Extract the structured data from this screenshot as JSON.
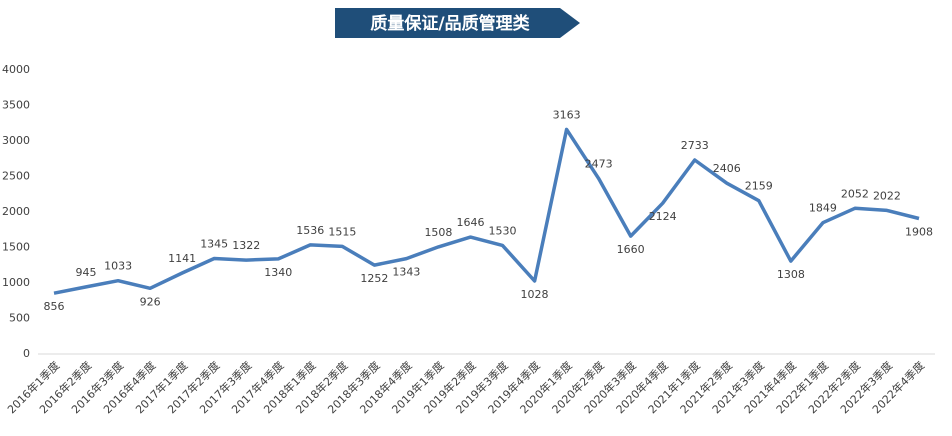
{
  "chart_data": {
    "type": "line",
    "title": "质量保证/品质管理类",
    "categories": [
      "2016年1季度",
      "2016年2季度",
      "2016年3季度",
      "2016年4季度",
      "2017年1季度",
      "2017年2季度",
      "2017年3季度",
      "2017年4季度",
      "2018年1季度",
      "2018年2季度",
      "2018年3季度",
      "2018年4季度",
      "2019年1季度",
      "2019年2季度",
      "2019年3季度",
      "2019年4季度",
      "2020年1季度",
      "2020年2季度",
      "2020年3季度",
      "2020年4季度",
      "2021年1季度",
      "2021年2季度",
      "2021年3季度",
      "2021年4季度",
      "2022年1季度",
      "2022年2季度",
      "2022年3季度",
      "2022年4季度"
    ],
    "values": [
      856,
      945,
      1033,
      926,
      1141,
      1345,
      1322,
      1340,
      1536,
      1515,
      1252,
      1343,
      1508,
      1646,
      1530,
      1028,
      3163,
      2473,
      1660,
      2124,
      2733,
      2406,
      2159,
      1308,
      1849,
      2052,
      2022,
      1908
    ],
    "color": "#4a7ebb",
    "ylim": [
      0,
      4000
    ],
    "yticks": [
      0,
      500,
      1000,
      1500,
      2000,
      2500,
      3000,
      3500,
      4000
    ],
    "grid": false
  }
}
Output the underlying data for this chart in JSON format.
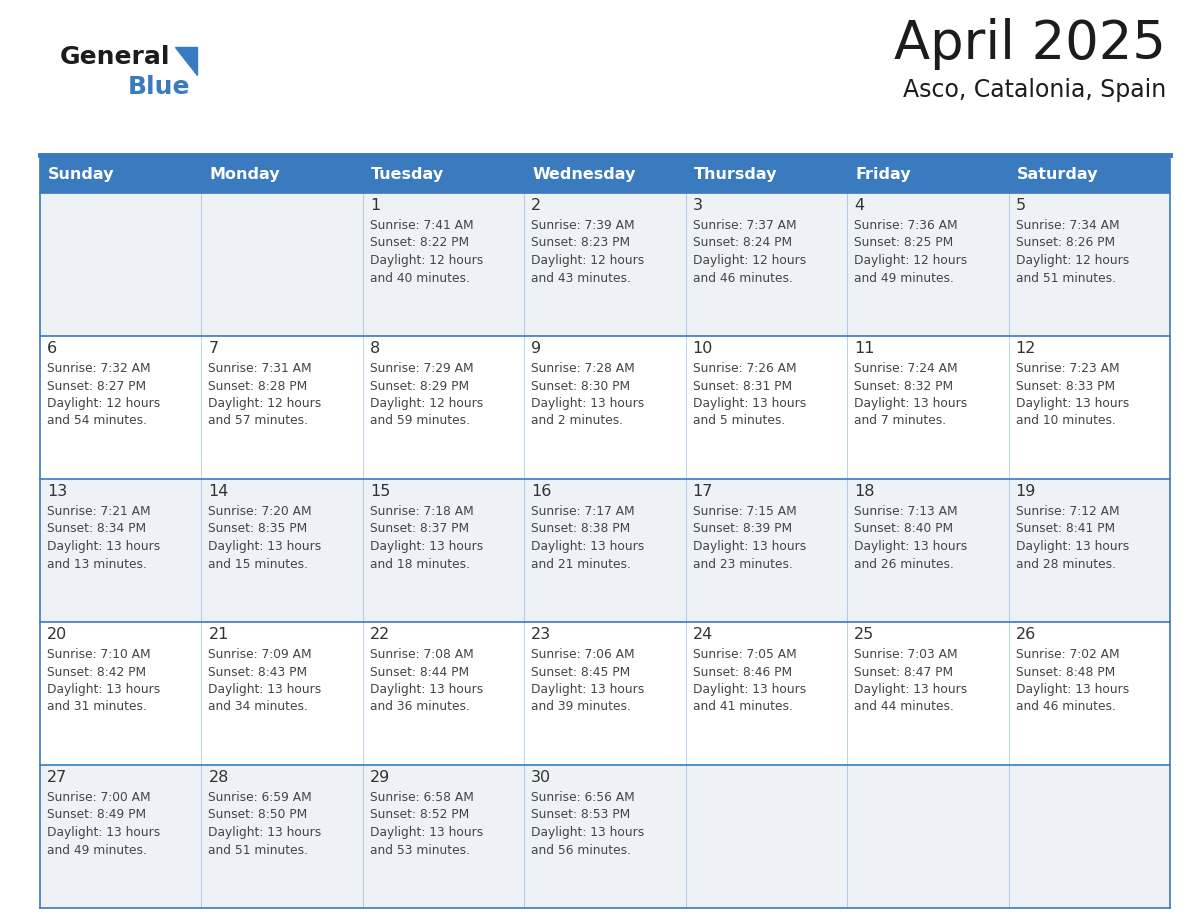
{
  "title": "April 2025",
  "subtitle": "Asco, Catalonia, Spain",
  "header_color": "#3a7abf",
  "header_text_color": "#ffffff",
  "cell_bg_color1": "#eef2f7",
  "cell_bg_color2": "#ffffff",
  "day_number_color": "#333333",
  "text_color": "#444444",
  "line_color": "#3a7abf",
  "days_of_week": [
    "Sunday",
    "Monday",
    "Tuesday",
    "Wednesday",
    "Thursday",
    "Friday",
    "Saturday"
  ],
  "weeks": [
    [
      {
        "day": "",
        "sunrise": "",
        "sunset": "",
        "daylight": ""
      },
      {
        "day": "",
        "sunrise": "",
        "sunset": "",
        "daylight": ""
      },
      {
        "day": "1",
        "sunrise": "Sunrise: 7:41 AM",
        "sunset": "Sunset: 8:22 PM",
        "daylight": "Daylight: 12 hours\nand 40 minutes."
      },
      {
        "day": "2",
        "sunrise": "Sunrise: 7:39 AM",
        "sunset": "Sunset: 8:23 PM",
        "daylight": "Daylight: 12 hours\nand 43 minutes."
      },
      {
        "day": "3",
        "sunrise": "Sunrise: 7:37 AM",
        "sunset": "Sunset: 8:24 PM",
        "daylight": "Daylight: 12 hours\nand 46 minutes."
      },
      {
        "day": "4",
        "sunrise": "Sunrise: 7:36 AM",
        "sunset": "Sunset: 8:25 PM",
        "daylight": "Daylight: 12 hours\nand 49 minutes."
      },
      {
        "day": "5",
        "sunrise": "Sunrise: 7:34 AM",
        "sunset": "Sunset: 8:26 PM",
        "daylight": "Daylight: 12 hours\nand 51 minutes."
      }
    ],
    [
      {
        "day": "6",
        "sunrise": "Sunrise: 7:32 AM",
        "sunset": "Sunset: 8:27 PM",
        "daylight": "Daylight: 12 hours\nand 54 minutes."
      },
      {
        "day": "7",
        "sunrise": "Sunrise: 7:31 AM",
        "sunset": "Sunset: 8:28 PM",
        "daylight": "Daylight: 12 hours\nand 57 minutes."
      },
      {
        "day": "8",
        "sunrise": "Sunrise: 7:29 AM",
        "sunset": "Sunset: 8:29 PM",
        "daylight": "Daylight: 12 hours\nand 59 minutes."
      },
      {
        "day": "9",
        "sunrise": "Sunrise: 7:28 AM",
        "sunset": "Sunset: 8:30 PM",
        "daylight": "Daylight: 13 hours\nand 2 minutes."
      },
      {
        "day": "10",
        "sunrise": "Sunrise: 7:26 AM",
        "sunset": "Sunset: 8:31 PM",
        "daylight": "Daylight: 13 hours\nand 5 minutes."
      },
      {
        "day": "11",
        "sunrise": "Sunrise: 7:24 AM",
        "sunset": "Sunset: 8:32 PM",
        "daylight": "Daylight: 13 hours\nand 7 minutes."
      },
      {
        "day": "12",
        "sunrise": "Sunrise: 7:23 AM",
        "sunset": "Sunset: 8:33 PM",
        "daylight": "Daylight: 13 hours\nand 10 minutes."
      }
    ],
    [
      {
        "day": "13",
        "sunrise": "Sunrise: 7:21 AM",
        "sunset": "Sunset: 8:34 PM",
        "daylight": "Daylight: 13 hours\nand 13 minutes."
      },
      {
        "day": "14",
        "sunrise": "Sunrise: 7:20 AM",
        "sunset": "Sunset: 8:35 PM",
        "daylight": "Daylight: 13 hours\nand 15 minutes."
      },
      {
        "day": "15",
        "sunrise": "Sunrise: 7:18 AM",
        "sunset": "Sunset: 8:37 PM",
        "daylight": "Daylight: 13 hours\nand 18 minutes."
      },
      {
        "day": "16",
        "sunrise": "Sunrise: 7:17 AM",
        "sunset": "Sunset: 8:38 PM",
        "daylight": "Daylight: 13 hours\nand 21 minutes."
      },
      {
        "day": "17",
        "sunrise": "Sunrise: 7:15 AM",
        "sunset": "Sunset: 8:39 PM",
        "daylight": "Daylight: 13 hours\nand 23 minutes."
      },
      {
        "day": "18",
        "sunrise": "Sunrise: 7:13 AM",
        "sunset": "Sunset: 8:40 PM",
        "daylight": "Daylight: 13 hours\nand 26 minutes."
      },
      {
        "day": "19",
        "sunrise": "Sunrise: 7:12 AM",
        "sunset": "Sunset: 8:41 PM",
        "daylight": "Daylight: 13 hours\nand 28 minutes."
      }
    ],
    [
      {
        "day": "20",
        "sunrise": "Sunrise: 7:10 AM",
        "sunset": "Sunset: 8:42 PM",
        "daylight": "Daylight: 13 hours\nand 31 minutes."
      },
      {
        "day": "21",
        "sunrise": "Sunrise: 7:09 AM",
        "sunset": "Sunset: 8:43 PM",
        "daylight": "Daylight: 13 hours\nand 34 minutes."
      },
      {
        "day": "22",
        "sunrise": "Sunrise: 7:08 AM",
        "sunset": "Sunset: 8:44 PM",
        "daylight": "Daylight: 13 hours\nand 36 minutes."
      },
      {
        "day": "23",
        "sunrise": "Sunrise: 7:06 AM",
        "sunset": "Sunset: 8:45 PM",
        "daylight": "Daylight: 13 hours\nand 39 minutes."
      },
      {
        "day": "24",
        "sunrise": "Sunrise: 7:05 AM",
        "sunset": "Sunset: 8:46 PM",
        "daylight": "Daylight: 13 hours\nand 41 minutes."
      },
      {
        "day": "25",
        "sunrise": "Sunrise: 7:03 AM",
        "sunset": "Sunset: 8:47 PM",
        "daylight": "Daylight: 13 hours\nand 44 minutes."
      },
      {
        "day": "26",
        "sunrise": "Sunrise: 7:02 AM",
        "sunset": "Sunset: 8:48 PM",
        "daylight": "Daylight: 13 hours\nand 46 minutes."
      }
    ],
    [
      {
        "day": "27",
        "sunrise": "Sunrise: 7:00 AM",
        "sunset": "Sunset: 8:49 PM",
        "daylight": "Daylight: 13 hours\nand 49 minutes."
      },
      {
        "day": "28",
        "sunrise": "Sunrise: 6:59 AM",
        "sunset": "Sunset: 8:50 PM",
        "daylight": "Daylight: 13 hours\nand 51 minutes."
      },
      {
        "day": "29",
        "sunrise": "Sunrise: 6:58 AM",
        "sunset": "Sunset: 8:52 PM",
        "daylight": "Daylight: 13 hours\nand 53 minutes."
      },
      {
        "day": "30",
        "sunrise": "Sunrise: 6:56 AM",
        "sunset": "Sunset: 8:53 PM",
        "daylight": "Daylight: 13 hours\nand 56 minutes."
      },
      {
        "day": "",
        "sunrise": "",
        "sunset": "",
        "daylight": ""
      },
      {
        "day": "",
        "sunrise": "",
        "sunset": "",
        "daylight": ""
      },
      {
        "day": "",
        "sunrise": "",
        "sunset": "",
        "daylight": ""
      }
    ]
  ]
}
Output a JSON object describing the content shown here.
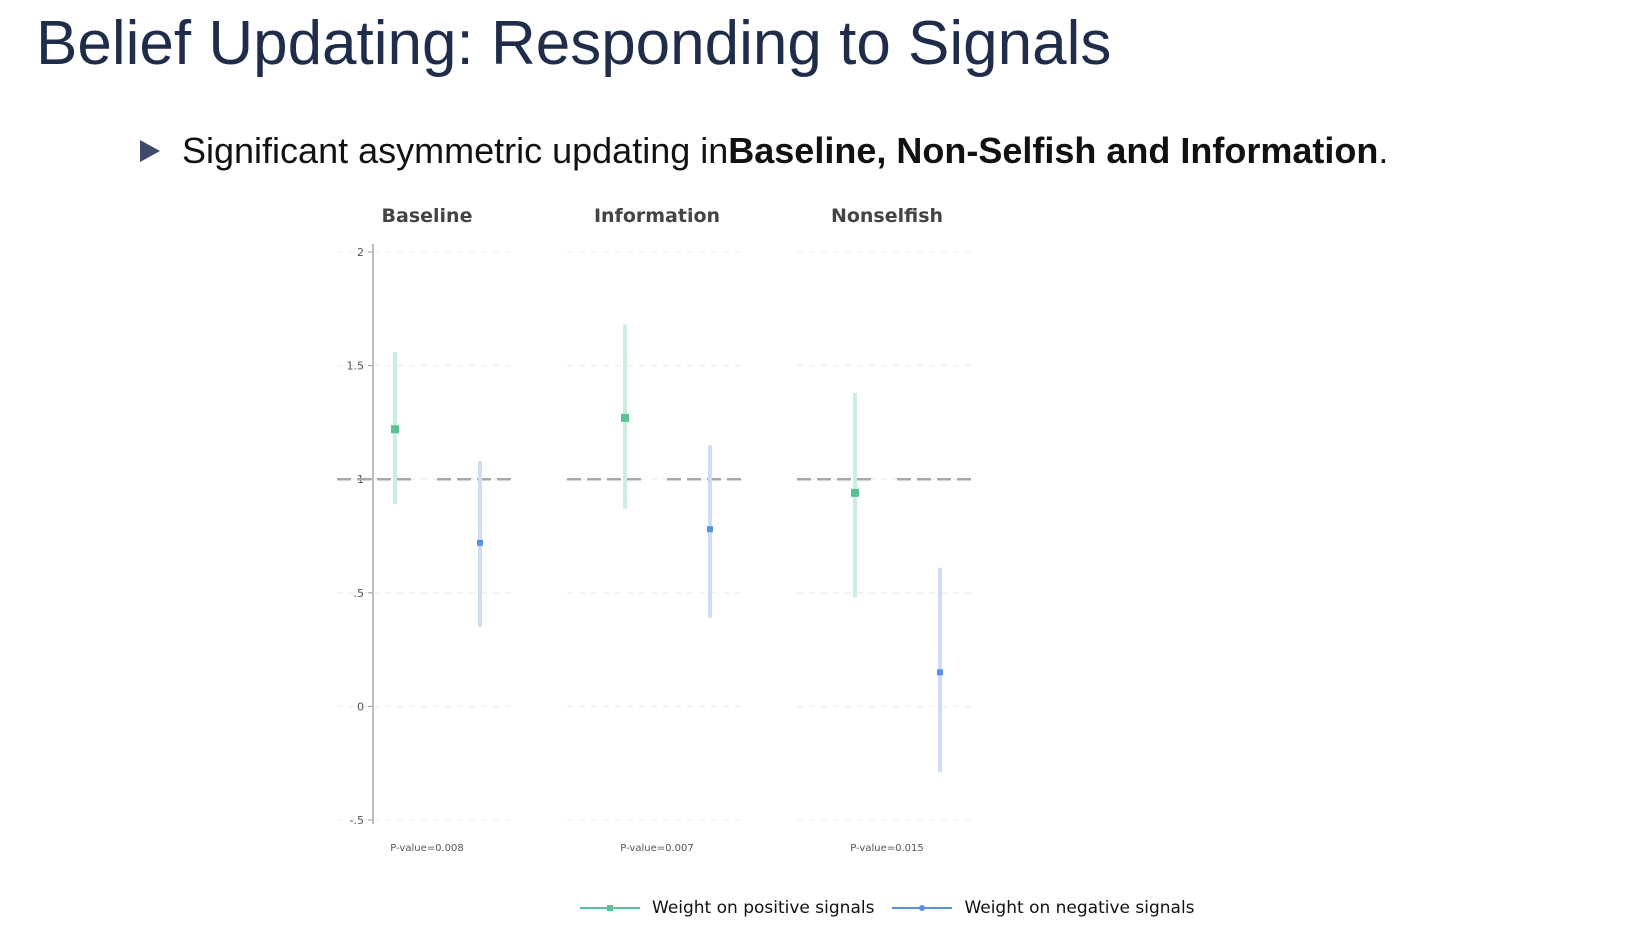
{
  "slide": {
    "title": "Belief Updating: Responding to Signals",
    "bullet": {
      "prefix": "Significant asymmetric updating in ",
      "emphasis": "Baseline, Non-Selfish and Information",
      "suffix": "."
    }
  },
  "colors": {
    "positive": "#5cc096",
    "negative": "#5b8fe0",
    "title": "#1f2d4a"
  },
  "chart_data": {
    "type": "scatter",
    "panels": [
      "Baseline",
      "Information",
      "Nonselfish"
    ],
    "panel_footers": [
      "P-value=0.008",
      "P-value=0.007",
      "P-value=0.015"
    ],
    "y_ticks": [
      "2",
      "1.5",
      "1",
      ".5",
      "0",
      "-.5"
    ],
    "y_tick_values": [
      2,
      1.5,
      1,
      0.5,
      0,
      -0.5
    ],
    "ylim": [
      -0.5,
      2
    ],
    "reference_line": 1,
    "series": [
      {
        "name": "Weight on positive signals",
        "color": "#5cc096",
        "points": [
          {
            "panel": "Baseline",
            "estimate": 1.22,
            "ci": [
              0.89,
              1.56
            ]
          },
          {
            "panel": "Information",
            "estimate": 1.27,
            "ci": [
              0.87,
              1.68
            ]
          },
          {
            "panel": "Nonselfish",
            "estimate": 0.94,
            "ci": [
              0.48,
              1.38
            ]
          }
        ]
      },
      {
        "name": "Weight on negative signals",
        "color": "#5b8fe0",
        "points": [
          {
            "panel": "Baseline",
            "estimate": 0.72,
            "ci": [
              0.35,
              1.08
            ]
          },
          {
            "panel": "Information",
            "estimate": 0.78,
            "ci": [
              0.39,
              1.15
            ]
          },
          {
            "panel": "Nonselfish",
            "estimate": 0.15,
            "ci": [
              -0.29,
              0.61
            ]
          }
        ]
      }
    ]
  }
}
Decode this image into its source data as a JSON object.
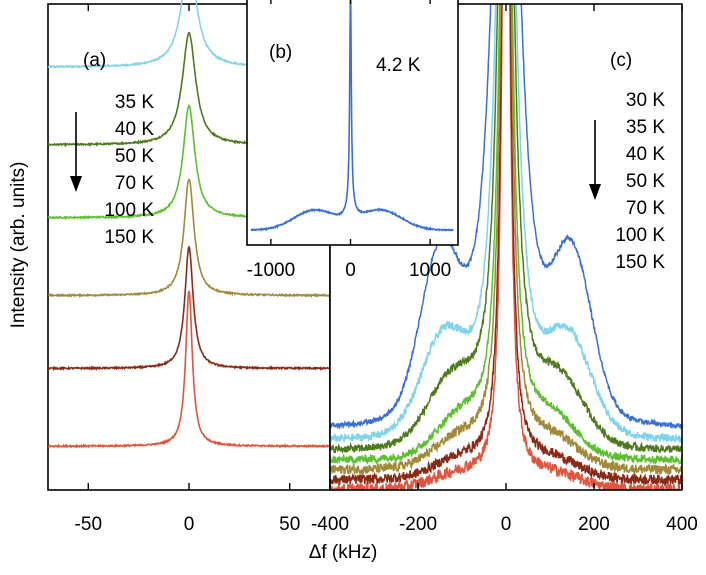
{
  "figure": {
    "ylabel": "Intensity (arb. units)",
    "xlabel": "Δf (kHz)"
  },
  "chart_data": [
    {
      "panel": "(a)",
      "type": "line",
      "title": "",
      "xlim": [
        -70,
        70
      ],
      "ylim": [
        0,
        1
      ],
      "xticks": [
        -50,
        0,
        50
      ],
      "xtick_labels": [
        "-50",
        "0",
        "50"
      ],
      "legend": [
        "35 K",
        "40 K",
        "50 K",
        "70 K",
        "100 K",
        "150 K"
      ],
      "legend_arrow": "down",
      "series": [
        {
          "name": "35 K",
          "color": "#7fd3ea",
          "baseline": 0.87,
          "peak_height": 0.22,
          "hwhm": 4.5
        },
        {
          "name": "40 K",
          "color": "#4e7a1c",
          "baseline": 0.71,
          "peak_height": 0.23,
          "hwhm": 4.0
        },
        {
          "name": "50 K",
          "color": "#5cbf2e",
          "baseline": 0.56,
          "peak_height": 0.23,
          "hwhm": 3.5
        },
        {
          "name": "70 K",
          "color": "#a08a3a",
          "baseline": 0.4,
          "peak_height": 0.24,
          "hwhm": 3.0
        },
        {
          "name": "100 K",
          "color": "#8a2a16",
          "baseline": 0.25,
          "peak_height": 0.25,
          "hwhm": 2.5
        },
        {
          "name": "150 K",
          "color": "#e0553d",
          "baseline": 0.09,
          "peak_height": 0.32,
          "hwhm": 2.0
        }
      ]
    },
    {
      "panel": "(b)",
      "type": "line",
      "annotation": "4.2 K",
      "xlim": [
        -1300,
        1350
      ],
      "ylim": [
        0,
        1
      ],
      "xticks": [
        -1000,
        0,
        1000
      ],
      "xtick_labels": [
        "-1000",
        "0",
        "1000"
      ],
      "series": [
        {
          "name": "4.2 K",
          "color": "#3b6fd6",
          "baseline": 0.06,
          "peak_height": 0.86,
          "hwhm": 12,
          "wing_centers": [
            -450,
            380
          ],
          "wing_height": 0.08,
          "wing_width": 260
        }
      ]
    },
    {
      "panel": "(c)",
      "type": "line",
      "xlim": [
        -400,
        400
      ],
      "ylim": [
        0,
        1
      ],
      "xticks": [
        -400,
        -200,
        0,
        200,
        400
      ],
      "xtick_labels": [
        "-400",
        "-200",
        "0",
        "200",
        "400"
      ],
      "legend": [
        "30 K",
        "35 K",
        "40 K",
        "50 K",
        "70 K",
        "100 K",
        "150 K"
      ],
      "legend_arrow": "down",
      "series": [
        {
          "name": "30 K",
          "color": "#3b6fd6",
          "baseline": 0.12,
          "satellite_centers": [
            -150,
            150
          ],
          "satellite_height": 0.31,
          "satellite_width": 95,
          "peak_height": 1.9,
          "hwhm": 32,
          "noise": 0.005
        },
        {
          "name": "35 K",
          "color": "#7fd3ea",
          "baseline": 0.1,
          "satellite_centers": [
            -140,
            140
          ],
          "satellite_height": 0.19,
          "satellite_width": 110,
          "peak_height": 1.9,
          "hwhm": 22,
          "noise": 0.008
        },
        {
          "name": "40 K",
          "color": "#4e7a1c",
          "baseline": 0.08,
          "satellite_centers": [
            -120,
            120
          ],
          "satellite_height": 0.13,
          "satellite_width": 120,
          "peak_height": 1.9,
          "hwhm": 18,
          "noise": 0.008
        },
        {
          "name": "50 K",
          "color": "#5cbf2e",
          "baseline": 0.06,
          "satellite_centers": [
            -100,
            100
          ],
          "satellite_height": 0.08,
          "satellite_width": 120,
          "peak_height": 1.9,
          "hwhm": 14,
          "noise": 0.008
        },
        {
          "name": "70 K",
          "color": "#a08a3a",
          "baseline": 0.04,
          "satellite_centers": [
            -100,
            100
          ],
          "satellite_height": 0.06,
          "satellite_width": 130,
          "peak_height": 1.9,
          "hwhm": 12,
          "noise": 0.01
        },
        {
          "name": "100 K",
          "color": "#8a2a16",
          "baseline": 0.02,
          "satellite_centers": [
            -100,
            100
          ],
          "satellite_height": 0.04,
          "satellite_width": 130,
          "peak_height": 1.9,
          "hwhm": 10,
          "noise": 0.01
        },
        {
          "name": "150 K",
          "color": "#e0553d",
          "baseline": 0.0,
          "satellite_centers": [
            -100,
            100
          ],
          "satellite_height": 0.03,
          "satellite_width": 140,
          "peak_height": 1.9,
          "hwhm": 9,
          "noise": 0.012
        }
      ]
    }
  ]
}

→ INSTRUCTIONS FOR THE TASK: Copy all lines from the material that contain "Output".

→ EXERCISE RESPONSE:
Output the underlying data for this chart in JSON format.
Output a JSON object describing the content shown here.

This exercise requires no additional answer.